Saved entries
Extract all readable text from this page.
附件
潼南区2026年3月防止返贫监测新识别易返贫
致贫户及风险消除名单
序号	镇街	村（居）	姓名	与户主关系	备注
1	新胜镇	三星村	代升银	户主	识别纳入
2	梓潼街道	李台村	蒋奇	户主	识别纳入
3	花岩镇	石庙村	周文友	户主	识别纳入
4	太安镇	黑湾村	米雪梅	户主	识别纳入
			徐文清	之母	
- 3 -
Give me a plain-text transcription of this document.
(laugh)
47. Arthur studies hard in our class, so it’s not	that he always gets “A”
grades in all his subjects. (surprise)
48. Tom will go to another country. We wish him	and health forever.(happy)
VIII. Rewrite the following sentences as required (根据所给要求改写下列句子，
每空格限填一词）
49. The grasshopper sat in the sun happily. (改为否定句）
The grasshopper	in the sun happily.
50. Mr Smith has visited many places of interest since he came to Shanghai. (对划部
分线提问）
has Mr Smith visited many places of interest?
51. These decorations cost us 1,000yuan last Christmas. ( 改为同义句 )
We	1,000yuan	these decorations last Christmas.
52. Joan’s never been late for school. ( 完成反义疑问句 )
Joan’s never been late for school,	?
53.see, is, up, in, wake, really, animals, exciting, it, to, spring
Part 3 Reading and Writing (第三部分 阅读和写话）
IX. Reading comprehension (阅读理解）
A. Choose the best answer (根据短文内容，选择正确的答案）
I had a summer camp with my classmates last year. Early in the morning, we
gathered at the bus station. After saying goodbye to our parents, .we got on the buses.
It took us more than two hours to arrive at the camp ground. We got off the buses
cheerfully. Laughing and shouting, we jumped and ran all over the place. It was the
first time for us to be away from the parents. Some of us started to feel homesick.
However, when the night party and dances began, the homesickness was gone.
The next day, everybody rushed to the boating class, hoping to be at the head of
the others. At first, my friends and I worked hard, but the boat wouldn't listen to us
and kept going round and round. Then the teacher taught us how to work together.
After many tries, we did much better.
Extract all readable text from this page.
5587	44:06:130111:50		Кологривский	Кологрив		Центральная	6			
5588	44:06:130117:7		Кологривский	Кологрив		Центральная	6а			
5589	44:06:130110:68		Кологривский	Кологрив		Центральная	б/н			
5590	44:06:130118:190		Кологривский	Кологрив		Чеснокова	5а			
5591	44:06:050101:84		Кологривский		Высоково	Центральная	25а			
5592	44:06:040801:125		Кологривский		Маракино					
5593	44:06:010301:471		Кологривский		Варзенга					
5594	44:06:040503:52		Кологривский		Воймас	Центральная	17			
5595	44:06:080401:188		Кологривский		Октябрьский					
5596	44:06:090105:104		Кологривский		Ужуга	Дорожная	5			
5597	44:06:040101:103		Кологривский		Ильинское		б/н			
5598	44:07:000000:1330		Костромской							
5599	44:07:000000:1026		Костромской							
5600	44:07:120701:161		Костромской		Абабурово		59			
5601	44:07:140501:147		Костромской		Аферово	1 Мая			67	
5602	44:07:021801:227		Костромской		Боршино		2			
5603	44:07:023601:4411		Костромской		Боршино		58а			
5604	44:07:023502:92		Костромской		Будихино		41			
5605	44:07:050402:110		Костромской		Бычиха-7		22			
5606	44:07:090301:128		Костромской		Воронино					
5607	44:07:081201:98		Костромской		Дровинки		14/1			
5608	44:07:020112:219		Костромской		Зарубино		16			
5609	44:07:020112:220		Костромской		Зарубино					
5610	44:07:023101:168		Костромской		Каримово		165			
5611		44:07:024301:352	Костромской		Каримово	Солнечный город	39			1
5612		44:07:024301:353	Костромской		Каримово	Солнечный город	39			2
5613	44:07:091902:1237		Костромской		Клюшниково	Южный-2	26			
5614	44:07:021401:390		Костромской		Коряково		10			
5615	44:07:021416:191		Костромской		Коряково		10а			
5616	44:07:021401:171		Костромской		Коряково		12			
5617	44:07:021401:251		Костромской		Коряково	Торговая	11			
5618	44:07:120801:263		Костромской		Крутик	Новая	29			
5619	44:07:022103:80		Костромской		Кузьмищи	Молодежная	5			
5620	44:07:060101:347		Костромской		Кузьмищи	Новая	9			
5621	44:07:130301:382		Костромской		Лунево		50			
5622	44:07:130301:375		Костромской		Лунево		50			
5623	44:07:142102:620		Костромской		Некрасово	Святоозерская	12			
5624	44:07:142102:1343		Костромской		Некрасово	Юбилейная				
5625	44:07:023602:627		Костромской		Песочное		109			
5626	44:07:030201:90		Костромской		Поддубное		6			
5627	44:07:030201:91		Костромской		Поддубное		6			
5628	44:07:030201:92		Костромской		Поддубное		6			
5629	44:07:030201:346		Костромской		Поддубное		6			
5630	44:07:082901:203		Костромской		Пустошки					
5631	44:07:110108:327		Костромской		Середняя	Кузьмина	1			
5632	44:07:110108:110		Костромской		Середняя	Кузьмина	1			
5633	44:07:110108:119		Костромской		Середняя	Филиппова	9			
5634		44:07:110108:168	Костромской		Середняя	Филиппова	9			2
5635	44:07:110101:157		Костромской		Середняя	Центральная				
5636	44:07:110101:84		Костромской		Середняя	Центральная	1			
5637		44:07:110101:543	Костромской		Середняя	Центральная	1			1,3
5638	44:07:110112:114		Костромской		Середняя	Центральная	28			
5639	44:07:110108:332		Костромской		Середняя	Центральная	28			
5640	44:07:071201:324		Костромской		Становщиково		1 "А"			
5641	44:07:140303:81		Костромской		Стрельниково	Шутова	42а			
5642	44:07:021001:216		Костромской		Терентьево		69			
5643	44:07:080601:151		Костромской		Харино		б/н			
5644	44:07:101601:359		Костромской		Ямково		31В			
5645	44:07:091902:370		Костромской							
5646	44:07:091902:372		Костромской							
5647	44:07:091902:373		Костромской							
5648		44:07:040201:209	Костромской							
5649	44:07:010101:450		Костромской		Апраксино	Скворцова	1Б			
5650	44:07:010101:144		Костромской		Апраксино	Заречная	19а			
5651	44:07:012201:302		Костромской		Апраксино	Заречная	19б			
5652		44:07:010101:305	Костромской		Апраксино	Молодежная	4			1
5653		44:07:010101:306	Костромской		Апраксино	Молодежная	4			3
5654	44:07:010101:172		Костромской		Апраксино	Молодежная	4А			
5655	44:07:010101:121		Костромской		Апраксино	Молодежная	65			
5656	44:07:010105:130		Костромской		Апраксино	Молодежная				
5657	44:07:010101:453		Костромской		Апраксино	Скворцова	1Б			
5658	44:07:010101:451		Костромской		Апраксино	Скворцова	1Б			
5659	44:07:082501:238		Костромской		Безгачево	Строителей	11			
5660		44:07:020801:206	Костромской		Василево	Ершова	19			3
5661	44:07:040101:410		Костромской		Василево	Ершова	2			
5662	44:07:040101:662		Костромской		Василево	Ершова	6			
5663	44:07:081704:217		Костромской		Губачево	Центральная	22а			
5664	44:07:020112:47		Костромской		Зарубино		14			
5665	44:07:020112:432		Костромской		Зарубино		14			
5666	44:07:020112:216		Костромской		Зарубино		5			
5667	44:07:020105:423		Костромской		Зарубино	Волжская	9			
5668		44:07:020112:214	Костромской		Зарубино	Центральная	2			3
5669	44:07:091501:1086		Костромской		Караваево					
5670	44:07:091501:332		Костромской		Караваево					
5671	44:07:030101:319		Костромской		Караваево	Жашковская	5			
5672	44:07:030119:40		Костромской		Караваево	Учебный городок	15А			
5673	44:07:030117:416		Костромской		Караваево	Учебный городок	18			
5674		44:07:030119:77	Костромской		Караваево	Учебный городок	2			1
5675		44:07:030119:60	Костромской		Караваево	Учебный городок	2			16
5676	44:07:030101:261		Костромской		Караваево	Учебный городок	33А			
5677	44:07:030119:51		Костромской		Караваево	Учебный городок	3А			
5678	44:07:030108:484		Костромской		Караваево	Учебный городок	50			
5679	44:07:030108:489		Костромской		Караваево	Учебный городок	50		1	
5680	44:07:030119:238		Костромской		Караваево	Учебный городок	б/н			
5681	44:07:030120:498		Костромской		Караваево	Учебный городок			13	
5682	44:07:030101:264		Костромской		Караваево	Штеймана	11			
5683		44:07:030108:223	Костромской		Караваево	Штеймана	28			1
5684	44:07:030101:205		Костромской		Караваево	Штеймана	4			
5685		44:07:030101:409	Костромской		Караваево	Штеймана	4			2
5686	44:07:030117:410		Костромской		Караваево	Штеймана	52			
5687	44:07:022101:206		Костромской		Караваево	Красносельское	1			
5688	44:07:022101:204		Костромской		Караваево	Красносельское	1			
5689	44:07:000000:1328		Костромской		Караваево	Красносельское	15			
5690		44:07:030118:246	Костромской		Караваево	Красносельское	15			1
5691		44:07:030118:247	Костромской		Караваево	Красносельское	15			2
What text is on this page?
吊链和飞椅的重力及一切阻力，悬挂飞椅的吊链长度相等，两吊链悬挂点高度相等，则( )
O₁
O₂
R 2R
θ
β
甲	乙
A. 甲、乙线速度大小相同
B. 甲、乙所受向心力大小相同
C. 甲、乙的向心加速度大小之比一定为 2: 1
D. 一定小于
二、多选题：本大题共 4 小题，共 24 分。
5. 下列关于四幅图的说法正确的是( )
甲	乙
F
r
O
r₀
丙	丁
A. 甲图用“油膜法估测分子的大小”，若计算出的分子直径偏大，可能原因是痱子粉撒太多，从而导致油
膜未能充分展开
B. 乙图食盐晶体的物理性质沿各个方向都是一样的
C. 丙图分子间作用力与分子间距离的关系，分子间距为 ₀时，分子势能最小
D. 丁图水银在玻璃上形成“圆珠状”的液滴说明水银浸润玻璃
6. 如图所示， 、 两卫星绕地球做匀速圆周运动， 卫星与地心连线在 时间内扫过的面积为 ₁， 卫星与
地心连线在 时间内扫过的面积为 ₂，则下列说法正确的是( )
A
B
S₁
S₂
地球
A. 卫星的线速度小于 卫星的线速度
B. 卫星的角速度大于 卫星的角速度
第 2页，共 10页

THE PROBLEM: Display every line of the listing that contains the string "Поддубное".

FINISHED EXERCISE:
5626	44:07:030201:90		Костромской		Поддубное		6			
5627	44:07:030201:91		Костромской		Поддубное		6			
5628	44:07:030201:92		Костромской		Поддубное		6			
5629	44:07:030201:346		Костромской		Поддубное		6			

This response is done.